BRIEF -> Reproduce all the entries exactly.
+---+
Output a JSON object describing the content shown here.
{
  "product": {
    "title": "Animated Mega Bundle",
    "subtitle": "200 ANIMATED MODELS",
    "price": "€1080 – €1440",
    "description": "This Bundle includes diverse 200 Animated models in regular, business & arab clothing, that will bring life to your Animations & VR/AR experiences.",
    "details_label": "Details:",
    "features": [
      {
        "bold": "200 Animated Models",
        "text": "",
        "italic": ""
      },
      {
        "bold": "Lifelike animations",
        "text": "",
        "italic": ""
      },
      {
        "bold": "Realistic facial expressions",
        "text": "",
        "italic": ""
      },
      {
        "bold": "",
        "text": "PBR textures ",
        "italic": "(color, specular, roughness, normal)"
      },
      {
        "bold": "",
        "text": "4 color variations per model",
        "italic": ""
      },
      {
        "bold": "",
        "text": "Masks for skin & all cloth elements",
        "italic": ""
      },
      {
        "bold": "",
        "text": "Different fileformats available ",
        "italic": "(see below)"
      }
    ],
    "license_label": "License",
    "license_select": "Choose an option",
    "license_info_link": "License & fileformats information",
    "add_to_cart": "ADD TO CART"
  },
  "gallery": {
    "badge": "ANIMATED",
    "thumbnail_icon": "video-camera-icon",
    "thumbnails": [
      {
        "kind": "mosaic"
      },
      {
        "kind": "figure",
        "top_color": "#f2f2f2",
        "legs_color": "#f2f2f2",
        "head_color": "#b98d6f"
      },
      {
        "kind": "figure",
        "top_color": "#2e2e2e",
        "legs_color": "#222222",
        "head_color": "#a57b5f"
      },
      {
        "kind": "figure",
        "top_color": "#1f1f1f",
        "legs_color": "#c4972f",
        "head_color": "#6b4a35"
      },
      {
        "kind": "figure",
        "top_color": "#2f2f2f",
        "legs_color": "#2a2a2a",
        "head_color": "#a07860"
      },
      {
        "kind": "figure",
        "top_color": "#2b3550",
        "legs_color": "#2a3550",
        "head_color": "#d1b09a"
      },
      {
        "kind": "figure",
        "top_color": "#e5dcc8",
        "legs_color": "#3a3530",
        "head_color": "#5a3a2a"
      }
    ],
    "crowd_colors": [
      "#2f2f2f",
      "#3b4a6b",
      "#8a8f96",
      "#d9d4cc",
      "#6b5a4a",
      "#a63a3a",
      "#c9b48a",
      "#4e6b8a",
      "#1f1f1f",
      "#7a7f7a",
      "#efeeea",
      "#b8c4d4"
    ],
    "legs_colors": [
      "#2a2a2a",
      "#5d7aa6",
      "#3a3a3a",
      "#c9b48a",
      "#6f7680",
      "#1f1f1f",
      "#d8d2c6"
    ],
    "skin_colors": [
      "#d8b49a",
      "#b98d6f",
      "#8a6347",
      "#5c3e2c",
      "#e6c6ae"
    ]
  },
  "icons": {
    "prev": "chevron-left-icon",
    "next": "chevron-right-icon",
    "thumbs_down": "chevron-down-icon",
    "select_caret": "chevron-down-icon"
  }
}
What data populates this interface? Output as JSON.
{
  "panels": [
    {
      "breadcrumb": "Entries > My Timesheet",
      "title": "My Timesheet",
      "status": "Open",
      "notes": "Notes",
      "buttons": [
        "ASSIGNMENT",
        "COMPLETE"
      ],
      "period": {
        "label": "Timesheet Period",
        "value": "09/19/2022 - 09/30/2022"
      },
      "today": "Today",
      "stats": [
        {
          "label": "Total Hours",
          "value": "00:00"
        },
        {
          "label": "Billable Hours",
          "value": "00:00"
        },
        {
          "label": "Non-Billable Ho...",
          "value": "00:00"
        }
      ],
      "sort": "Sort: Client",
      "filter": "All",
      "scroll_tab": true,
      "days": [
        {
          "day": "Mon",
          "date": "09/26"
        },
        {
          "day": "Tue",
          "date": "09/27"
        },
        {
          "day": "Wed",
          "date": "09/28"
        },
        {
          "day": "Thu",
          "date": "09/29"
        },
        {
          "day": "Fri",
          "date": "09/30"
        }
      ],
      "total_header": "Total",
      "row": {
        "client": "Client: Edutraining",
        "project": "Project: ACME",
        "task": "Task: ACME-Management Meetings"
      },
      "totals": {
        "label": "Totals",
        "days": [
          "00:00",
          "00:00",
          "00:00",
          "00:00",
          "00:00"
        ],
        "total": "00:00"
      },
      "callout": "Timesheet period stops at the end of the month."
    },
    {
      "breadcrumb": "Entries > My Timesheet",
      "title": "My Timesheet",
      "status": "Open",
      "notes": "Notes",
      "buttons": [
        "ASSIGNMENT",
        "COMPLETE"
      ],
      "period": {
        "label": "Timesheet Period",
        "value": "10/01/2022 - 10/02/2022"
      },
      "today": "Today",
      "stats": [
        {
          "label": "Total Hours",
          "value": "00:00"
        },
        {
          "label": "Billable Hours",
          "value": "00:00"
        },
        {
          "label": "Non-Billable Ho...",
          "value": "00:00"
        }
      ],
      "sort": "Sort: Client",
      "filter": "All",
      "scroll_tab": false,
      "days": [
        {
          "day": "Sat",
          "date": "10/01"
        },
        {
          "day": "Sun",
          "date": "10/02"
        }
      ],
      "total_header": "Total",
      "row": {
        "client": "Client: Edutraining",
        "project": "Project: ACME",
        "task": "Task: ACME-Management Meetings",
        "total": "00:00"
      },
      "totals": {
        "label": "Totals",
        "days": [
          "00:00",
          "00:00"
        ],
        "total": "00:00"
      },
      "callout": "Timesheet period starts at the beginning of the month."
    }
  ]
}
+---+
TASK OUTPUT ->
Output a JSON object describing the content shown here.
{
  "product": {
    "title": "Animated Mega Bundle",
    "subtitle": "200 ANIMATED MODELS",
    "price": "€1080 – €1440",
    "description": "This Bundle includes diverse 200 Animated models in regular, business & arab clothing, that will bring life to your Animations & VR/AR experiences.",
    "details_label": "Details:",
    "features": [
      {
        "bold": "200 Animated Models",
        "text": "",
        "italic": ""
      },
      {
        "bold": "Lifelike animations",
        "text": "",
        "italic": ""
      },
      {
        "bold": "Realistic facial expressions",
        "text": "",
        "italic": ""
      },
      {
        "bold": "",
        "text": "PBR textures ",
        "italic": "(color, specular, roughness, normal)"
      },
      {
        "bold": "",
        "text": "4 color variations per model",
        "italic": ""
      },
      {
        "bold": "",
        "text": "Masks for skin & all cloth elements",
        "italic": ""
      },
      {
        "bold": "",
        "text": "Different fileformats available ",
        "italic": "(see below)"
      }
    ],
    "license_label": "License",
    "license_select": "Choose an option",
    "license_info_link": "License & fileformats information",
    "add_to_cart": "ADD TO CART"
  },
  "gallery": {
    "badge": "ANIMATED",
    "thumbnail_icon": "video-camera-icon",
    "thumbnails": [
      {
        "kind": "mosaic"
      },
      {
        "kind": "figure",
        "top_color": "#f2f2f2",
        "legs_color": "#f2f2f2",
        "head_color": "#b98d6f"
      },
      {
        "kind": "figure",
        "top_color": "#2e2e2e",
        "legs_color": "#222222",
        "head_color": "#a57b5f"
      },
      {
        "kind": "figure",
        "top_color": "#1f1f1f",
        "legs_color": "#c4972f",
        "head_color": "#6b4a35"
      },
      {
        "kind": "figure",
        "top_color": "#2f2f2f",
        "legs_color": "#2a2a2a",
        "head_color": "#a07860"
      },
      {
        "kind": "figure",
        "top_color": "#2b3550",
        "legs_color": "#2a3550",
        "head_color": "#d1b09a"
      },
      {
        "kind": "figure",
        "top_color": "#e5dcc8",
        "legs_color": "#3a3530",
        "head_color": "#5a3a2a"
      }
    ],
    "crowd_colors": [
      "#2f2f2f",
      "#3b4a6b",
      "#8a8f96",
      "#d9d4cc",
      "#6b5a4a",
      "#a63a3a",
      "#c9b48a",
      "#4e6b8a",
      "#1f1f1f",
      "#7a7f7a",
      "#efeeea",
      "#b8c4d4"
    ],
    "legs_colors": [
      "#2a2a2a",
      "#5d7aa6",
      "#3a3a3a",
      "#c9b48a",
      "#6f7680",
      "#1f1f1f",
      "#d8d2c6"
    ],
    "skin_colors": [
      "#d8b49a",
      "#b98d6f",
      "#8a6347",
      "#5c3e2c",
      "#e6c6ae"
    ]
  },
  "icons": {
    "prev": "chevron-left-icon",
    "next": "chevron-right-icon",
    "thumbs_down": "chevron-down-icon",
    "select_caret": "chevron-down-icon"
  }
}
What data populates this interface? Output as JSON.
{
  "panels": [
    {
      "breadcrumb": "Entries > My Timesheet",
      "title": "My Timesheet",
      "status": "Open",
      "notes": "Notes",
      "buttons": [
        "ASSIGNMENT",
        "COMPLETE"
      ],
      "period": {
        "label": "Timesheet Period",
        "value": "09/19/2022 - 09/30/2022"
      },
      "today": "Today",
      "stats": [
        {
          "label": "Total Hours",
          "value": "00:00"
        },
        {
          "label": "Billable Hours",
          "value": "00:00"
        },
        {
          "label": "Non-Billable Ho...",
          "value": "00:00"
        }
      ],
      "sort": "Sort: Client",
      "filter": "All",
      "scroll_tab": true,
      "days": [
        {
          "day": "Mon",
          "date": "09/26"
        },
        {
          "day": "Tue",
          "date": "09/27"
        },
        {
          "day": "Wed",
          "date": "09/28"
        },
        {
          "day": "Thu",
          "date": "09/29"
        },
        {
          "day": "Fri",
          "date": "09/30"
        }
      ],
      "total_header": "Total",
      "row": {
        "client": "Client: Edutraining",
        "project": "Project: ACME",
        "task": "Task: ACME-Management Meetings"
      },
      "totals": {
        "label": "Totals",
        "days": [
          "00:00",
          "00:00",
          "00:00",
          "00:00",
          "00:00"
        ],
        "total": "00:00"
      },
      "callout": "Timesheet period stops at the end of the month."
    },
    {
      "breadcrumb": "Entries > My Timesheet",
      "title": "My Timesheet",
      "status": "Open",
      "notes": "Notes",
      "buttons": [
        "ASSIGNMENT",
        "COMPLETE"
      ],
      "period": {
        "label": "Timesheet Period",
        "value": "10/01/2022 - 10/02/2022"
      },
      "today": "Today",
      "stats": [
        {
          "label": "Total Hours",
          "value": "00:00"
        },
        {
          "label": "Billable Hours",
          "value": "00:00"
        },
        {
          "label": "Non-Billable Ho...",
          "value": "00:00"
        }
      ],
      "sort": "Sort: Client",
      "filter": "All",
      "scroll_tab": false,
      "days": [
        {
          "day": "Sat",
          "date": "10/01"
        },
        {
          "day": "Sun",
          "date": "10/02"
        }
      ],
      "total_header": "Total",
      "row": {
        "client": "Client: Edutraining",
        "project": "Project: ACME",
        "task": "Task: ACME-Management Meetings",
        "total": "00:00"
      },
      "totals": {
        "label": "Totals",
        "days": [
          "00:00",
          "00:00"
        ],
        "total": "00:00"
      },
      "callout": "Timesheet period starts at the beginning of the month."
    }
  ]
}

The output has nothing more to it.